**Work to complete**: Repeat each line exactly, leaving nothing out.

· · ·

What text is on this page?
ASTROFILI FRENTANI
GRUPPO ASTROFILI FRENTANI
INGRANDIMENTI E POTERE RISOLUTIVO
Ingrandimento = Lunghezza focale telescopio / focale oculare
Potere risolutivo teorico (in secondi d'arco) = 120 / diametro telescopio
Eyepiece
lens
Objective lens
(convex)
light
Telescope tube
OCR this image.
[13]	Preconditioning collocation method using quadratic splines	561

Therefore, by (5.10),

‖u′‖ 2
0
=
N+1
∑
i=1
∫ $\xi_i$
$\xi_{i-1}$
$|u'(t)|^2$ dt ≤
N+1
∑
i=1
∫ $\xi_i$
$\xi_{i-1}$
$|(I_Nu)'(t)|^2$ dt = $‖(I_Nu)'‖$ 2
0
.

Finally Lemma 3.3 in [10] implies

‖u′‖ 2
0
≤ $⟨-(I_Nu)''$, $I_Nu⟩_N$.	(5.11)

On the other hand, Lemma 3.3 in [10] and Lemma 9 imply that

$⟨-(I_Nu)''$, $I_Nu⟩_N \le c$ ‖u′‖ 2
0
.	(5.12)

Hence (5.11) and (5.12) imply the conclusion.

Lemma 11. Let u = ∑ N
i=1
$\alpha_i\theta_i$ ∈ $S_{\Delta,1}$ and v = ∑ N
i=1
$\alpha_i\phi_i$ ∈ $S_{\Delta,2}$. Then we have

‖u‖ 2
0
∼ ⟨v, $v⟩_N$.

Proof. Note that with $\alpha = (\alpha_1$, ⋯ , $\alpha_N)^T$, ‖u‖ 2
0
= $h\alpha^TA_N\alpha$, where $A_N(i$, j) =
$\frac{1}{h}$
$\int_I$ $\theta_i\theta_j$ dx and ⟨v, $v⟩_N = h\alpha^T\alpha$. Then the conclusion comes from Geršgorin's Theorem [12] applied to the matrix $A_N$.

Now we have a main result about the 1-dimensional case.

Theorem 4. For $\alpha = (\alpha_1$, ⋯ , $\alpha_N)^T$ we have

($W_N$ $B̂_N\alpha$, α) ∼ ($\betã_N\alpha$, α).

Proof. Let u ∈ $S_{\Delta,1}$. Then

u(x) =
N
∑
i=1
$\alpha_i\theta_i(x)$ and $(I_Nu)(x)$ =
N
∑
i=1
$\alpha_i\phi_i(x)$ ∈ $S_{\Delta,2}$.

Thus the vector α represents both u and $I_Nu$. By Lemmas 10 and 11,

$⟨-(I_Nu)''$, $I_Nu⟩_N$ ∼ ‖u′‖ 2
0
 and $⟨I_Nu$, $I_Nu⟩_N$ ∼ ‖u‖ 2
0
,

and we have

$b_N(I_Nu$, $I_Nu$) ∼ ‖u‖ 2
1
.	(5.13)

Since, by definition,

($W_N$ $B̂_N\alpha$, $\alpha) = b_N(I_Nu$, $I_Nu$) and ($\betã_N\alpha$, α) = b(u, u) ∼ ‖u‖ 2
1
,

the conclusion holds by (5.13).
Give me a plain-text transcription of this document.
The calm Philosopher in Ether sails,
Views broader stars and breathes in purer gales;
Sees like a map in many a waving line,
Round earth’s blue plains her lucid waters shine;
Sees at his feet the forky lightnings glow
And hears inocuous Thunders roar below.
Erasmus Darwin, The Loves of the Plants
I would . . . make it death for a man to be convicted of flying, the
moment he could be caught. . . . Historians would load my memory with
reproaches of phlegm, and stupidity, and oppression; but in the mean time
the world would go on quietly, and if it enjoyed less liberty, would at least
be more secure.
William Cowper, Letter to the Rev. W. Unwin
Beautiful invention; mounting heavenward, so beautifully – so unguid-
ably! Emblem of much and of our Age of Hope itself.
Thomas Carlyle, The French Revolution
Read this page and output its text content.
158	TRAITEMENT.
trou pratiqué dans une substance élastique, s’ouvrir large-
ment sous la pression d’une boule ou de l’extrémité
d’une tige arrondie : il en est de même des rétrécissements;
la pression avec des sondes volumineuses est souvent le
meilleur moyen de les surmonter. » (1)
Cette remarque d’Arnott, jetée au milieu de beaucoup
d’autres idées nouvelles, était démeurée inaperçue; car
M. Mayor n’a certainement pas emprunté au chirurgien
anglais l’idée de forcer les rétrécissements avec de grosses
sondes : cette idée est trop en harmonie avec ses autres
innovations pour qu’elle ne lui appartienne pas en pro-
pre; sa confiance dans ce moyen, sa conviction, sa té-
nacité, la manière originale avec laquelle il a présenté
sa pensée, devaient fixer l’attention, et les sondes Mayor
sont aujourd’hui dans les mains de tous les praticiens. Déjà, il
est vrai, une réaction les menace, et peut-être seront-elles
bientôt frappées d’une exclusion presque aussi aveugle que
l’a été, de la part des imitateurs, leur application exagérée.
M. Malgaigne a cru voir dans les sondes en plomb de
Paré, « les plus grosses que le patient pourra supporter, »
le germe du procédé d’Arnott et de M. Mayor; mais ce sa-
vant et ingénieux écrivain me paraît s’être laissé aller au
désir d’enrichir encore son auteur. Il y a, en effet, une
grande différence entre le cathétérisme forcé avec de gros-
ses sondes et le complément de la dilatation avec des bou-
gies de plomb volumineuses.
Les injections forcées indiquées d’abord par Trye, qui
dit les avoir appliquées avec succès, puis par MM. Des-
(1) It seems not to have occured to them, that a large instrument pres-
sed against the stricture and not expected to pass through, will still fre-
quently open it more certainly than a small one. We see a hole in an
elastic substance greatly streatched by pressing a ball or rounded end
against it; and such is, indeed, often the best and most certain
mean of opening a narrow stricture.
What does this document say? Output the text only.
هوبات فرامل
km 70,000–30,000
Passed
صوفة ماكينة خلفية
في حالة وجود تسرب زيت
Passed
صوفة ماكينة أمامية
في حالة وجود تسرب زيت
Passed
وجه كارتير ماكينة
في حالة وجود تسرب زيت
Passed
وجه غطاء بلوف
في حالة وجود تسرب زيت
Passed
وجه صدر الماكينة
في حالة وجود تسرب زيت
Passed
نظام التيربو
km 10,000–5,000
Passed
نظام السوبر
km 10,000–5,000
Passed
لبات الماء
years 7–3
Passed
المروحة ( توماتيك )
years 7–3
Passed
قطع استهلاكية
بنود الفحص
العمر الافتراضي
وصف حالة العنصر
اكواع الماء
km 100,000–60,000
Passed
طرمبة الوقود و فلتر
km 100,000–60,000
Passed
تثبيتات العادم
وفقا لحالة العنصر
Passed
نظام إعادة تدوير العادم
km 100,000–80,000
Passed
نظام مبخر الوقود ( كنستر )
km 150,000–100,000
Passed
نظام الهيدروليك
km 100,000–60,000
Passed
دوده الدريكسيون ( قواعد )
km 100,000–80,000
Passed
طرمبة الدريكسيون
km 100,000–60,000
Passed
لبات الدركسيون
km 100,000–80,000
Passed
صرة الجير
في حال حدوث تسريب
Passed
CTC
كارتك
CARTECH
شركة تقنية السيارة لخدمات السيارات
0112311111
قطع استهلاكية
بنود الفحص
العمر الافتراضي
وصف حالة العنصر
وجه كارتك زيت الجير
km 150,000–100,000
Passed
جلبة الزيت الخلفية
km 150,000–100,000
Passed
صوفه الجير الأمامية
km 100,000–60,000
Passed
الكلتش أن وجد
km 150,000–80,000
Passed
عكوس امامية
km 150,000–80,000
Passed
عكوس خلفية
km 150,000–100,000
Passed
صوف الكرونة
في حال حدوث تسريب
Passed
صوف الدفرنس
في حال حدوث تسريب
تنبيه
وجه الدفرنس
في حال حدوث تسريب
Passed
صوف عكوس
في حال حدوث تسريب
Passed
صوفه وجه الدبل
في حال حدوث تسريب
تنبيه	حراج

· · ·

**Result below**:
What text is on this page?
ASTROFILI FRENTANI
GRUPPO ASTROFILI FRENTANI
INGRANDIMENTI E POTERE RISOLUTIVO
Ingrandimento = Lunghezza focale telescopio / focale oculare
Potere risolutivo teorico (in secondi d'arco) = 120 / diametro telescopio
Eyepiece
lens
Objective lens
(convex)
light
Telescope tube
OCR this image.
[13]	Preconditioning collocation method using quadratic splines	561

Therefore, by (5.10),

‖u′‖ 2
0
=
N+1
∑
i=1
∫ $\xi_i$
$\xi_{i-1}$
$|u'(t)|^2$ dt ≤
N+1
∑
i=1
∫ $\xi_i$
$\xi_{i-1}$
$|(I_Nu)'(t)|^2$ dt = $‖(I_Nu)'‖$ 2
0
.

Finally Lemma 3.3 in [10] implies

‖u′‖ 2
0
≤ $⟨-(I_Nu)''$, $I_Nu⟩_N$.	(5.11)

On the other hand, Lemma 3.3 in [10] and Lemma 9 imply that

$⟨-(I_Nu)''$, $I_Nu⟩_N \le c$ ‖u′‖ 2
0
.	(5.12)

Hence (5.11) and (5.12) imply the conclusion.

Lemma 11. Let u = ∑ N
i=1
$\alpha_i\theta_i$ ∈ $S_{\Delta,1}$ and v = ∑ N
i=1
$\alpha_i\phi_i$ ∈ $S_{\Delta,2}$. Then we have

‖u‖ 2
0
∼ ⟨v, $v⟩_N$.

Proof. Note that with $\alpha = (\alpha_1$, ⋯ , $\alpha_N)^T$, ‖u‖ 2
0
= $h\alpha^TA_N\alpha$, where $A_N(i$, j) =
$\frac{1}{h}$
$\int_I$ $\theta_i\theta_j$ dx and ⟨v, $v⟩_N = h\alpha^T\alpha$. Then the conclusion comes from Geršgorin's Theorem [12] applied to the matrix $A_N$.

Now we have a main result about the 1-dimensional case.

Theorem 4. For $\alpha = (\alpha_1$, ⋯ , $\alpha_N)^T$ we have

($W_N$ $B̂_N\alpha$, α) ∼ ($\betã_N\alpha$, α).

Proof. Let u ∈ $S_{\Delta,1}$. Then

u(x) =
N
∑
i=1
$\alpha_i\theta_i(x)$ and $(I_Nu)(x)$ =
N
∑
i=1
$\alpha_i\phi_i(x)$ ∈ $S_{\Delta,2}$.

Thus the vector α represents both u and $I_Nu$. By Lemmas 10 and 11,

$⟨-(I_Nu)''$, $I_Nu⟩_N$ ∼ ‖u′‖ 2
0
 and $⟨I_Nu$, $I_Nu⟩_N$ ∼ ‖u‖ 2
0
,

and we have

$b_N(I_Nu$, $I_Nu$) ∼ ‖u‖ 2
1
.	(5.13)

Since, by definition,

($W_N$ $B̂_N\alpha$, $\alpha) = b_N(I_Nu$, $I_Nu$) and ($\betã_N\alpha$, α) = b(u, u) ∼ ‖u‖ 2
1
,

the conclusion holds by (5.13).
Give me a plain-text transcription of this document.
The calm Philosopher in Ether sails,
Views broader stars and breathes in purer gales;
Sees like a map in many a waving line,
Round earth’s blue plains her lucid waters shine;
Sees at his feet the forky lightnings glow
And hears inocuous Thunders roar below.
Erasmus Darwin, The Loves of the Plants
I would . . . make it death for a man to be convicted of flying, the
moment he could be caught. . . . Historians would load my memory with
reproaches of phlegm, and stupidity, and oppression; but in the mean time
the world would go on quietly, and if it enjoyed less liberty, would at least
be more secure.
William Cowper, Letter to the Rev. W. Unwin
Beautiful invention; mounting heavenward, so beautifully – so unguid-
ably! Emblem of much and of our Age of Hope itself.
Thomas Carlyle, The French Revolution
Read this page and output its text content.
158	TRAITEMENT.
trou pratiqué dans une substance élastique, s’ouvrir large-
ment sous la pression d’une boule ou de l’extrémité
d’une tige arrondie : il en est de même des rétrécissements;
la pression avec des sondes volumineuses est souvent le
meilleur moyen de les surmonter. » (1)
Cette remarque d’Arnott, jetée au milieu de beaucoup
d’autres idées nouvelles, était démeurée inaperçue; car
M. Mayor n’a certainement pas emprunté au chirurgien
anglais l’idée de forcer les rétrécissements avec de grosses
sondes : cette idée est trop en harmonie avec ses autres
innovations pour qu’elle ne lui appartienne pas en pro-
pre; sa confiance dans ce moyen, sa conviction, sa té-
nacité, la manière originale avec laquelle il a présenté
sa pensée, devaient fixer l’attention, et les sondes Mayor
sont aujourd’hui dans les mains de tous les praticiens. Déjà, il
est vrai, une réaction les menace, et peut-être seront-elles
bientôt frappées d’une exclusion presque aussi aveugle que
l’a été, de la part des imitateurs, leur application exagérée.
M. Malgaigne a cru voir dans les sondes en plomb de
Paré, « les plus grosses que le patient pourra supporter, »
le germe du procédé d’Arnott et de M. Mayor; mais ce sa-
vant et ingénieux écrivain me paraît s’être laissé aller au
désir d’enrichir encore son auteur. Il y a, en effet, une
grande différence entre le cathétérisme forcé avec de gros-
ses sondes et le complément de la dilatation avec des bou-
gies de plomb volumineuses.
Les injections forcées indiquées d’abord par Trye, qui
dit les avoir appliquées avec succès, puis par MM. Des-
(1) It seems not to have occured to them, that a large instrument pres-
sed against the stricture and not expected to pass through, will still fre-
quently open it more certainly than a small one. We see a hole in an
elastic substance greatly streatched by pressing a ball or rounded end
against it; and such is, indeed, often the best and most certain
mean of opening a narrow stricture.
What does this document say? Output the text only.
هوبات فرامل
km 70,000–30,000
Passed
صوفة ماكينة خلفية
في حالة وجود تسرب زيت
Passed
صوفة ماكينة أمامية
في حالة وجود تسرب زيت
Passed
وجه كارتير ماكينة
في حالة وجود تسرب زيت
Passed
وجه غطاء بلوف
في حالة وجود تسرب زيت
Passed
وجه صدر الماكينة
في حالة وجود تسرب زيت
Passed
نظام التيربو
km 10,000–5,000
Passed
نظام السوبر
km 10,000–5,000
Passed
لبات الماء
years 7–3
Passed
المروحة ( توماتيك )
years 7–3
Passed
قطع استهلاكية
بنود الفحص
العمر الافتراضي
وصف حالة العنصر
اكواع الماء
km 100,000–60,000
Passed
طرمبة الوقود و فلتر
km 100,000–60,000
Passed
تثبيتات العادم
وفقا لحالة العنصر
Passed
نظام إعادة تدوير العادم
km 100,000–80,000
Passed
نظام مبخر الوقود ( كنستر )
km 150,000–100,000
Passed
نظام الهيدروليك
km 100,000–60,000
Passed
دوده الدريكسيون ( قواعد )
km 100,000–80,000
Passed
طرمبة الدريكسيون
km 100,000–60,000
Passed
لبات الدركسيون
km 100,000–80,000
Passed
صرة الجير
في حال حدوث تسريب
Passed
CTC
كارتك
CARTECH
شركة تقنية السيارة لخدمات السيارات
0112311111
قطع استهلاكية
بنود الفحص
العمر الافتراضي
وصف حالة العنصر
وجه كارتك زيت الجير
km 150,000–100,000
Passed
جلبة الزيت الخلفية
km 150,000–100,000
Passed
صوفه الجير الأمامية
km 100,000–60,000
Passed
الكلتش أن وجد
km 150,000–80,000
Passed
عكوس امامية
km 150,000–80,000
Passed
عكوس خلفية
km 150,000–100,000
Passed
صوف الكرونة
في حال حدوث تسريب
Passed
صوف الدفرنس
في حال حدوث تسريب
تنبيه
وجه الدفرنس
في حال حدوث تسريب
Passed
صوف عكوس
في حال حدوث تسريب
Passed
صوفه وجه الدبل
في حال حدوث تسريب
تنبيه	حراج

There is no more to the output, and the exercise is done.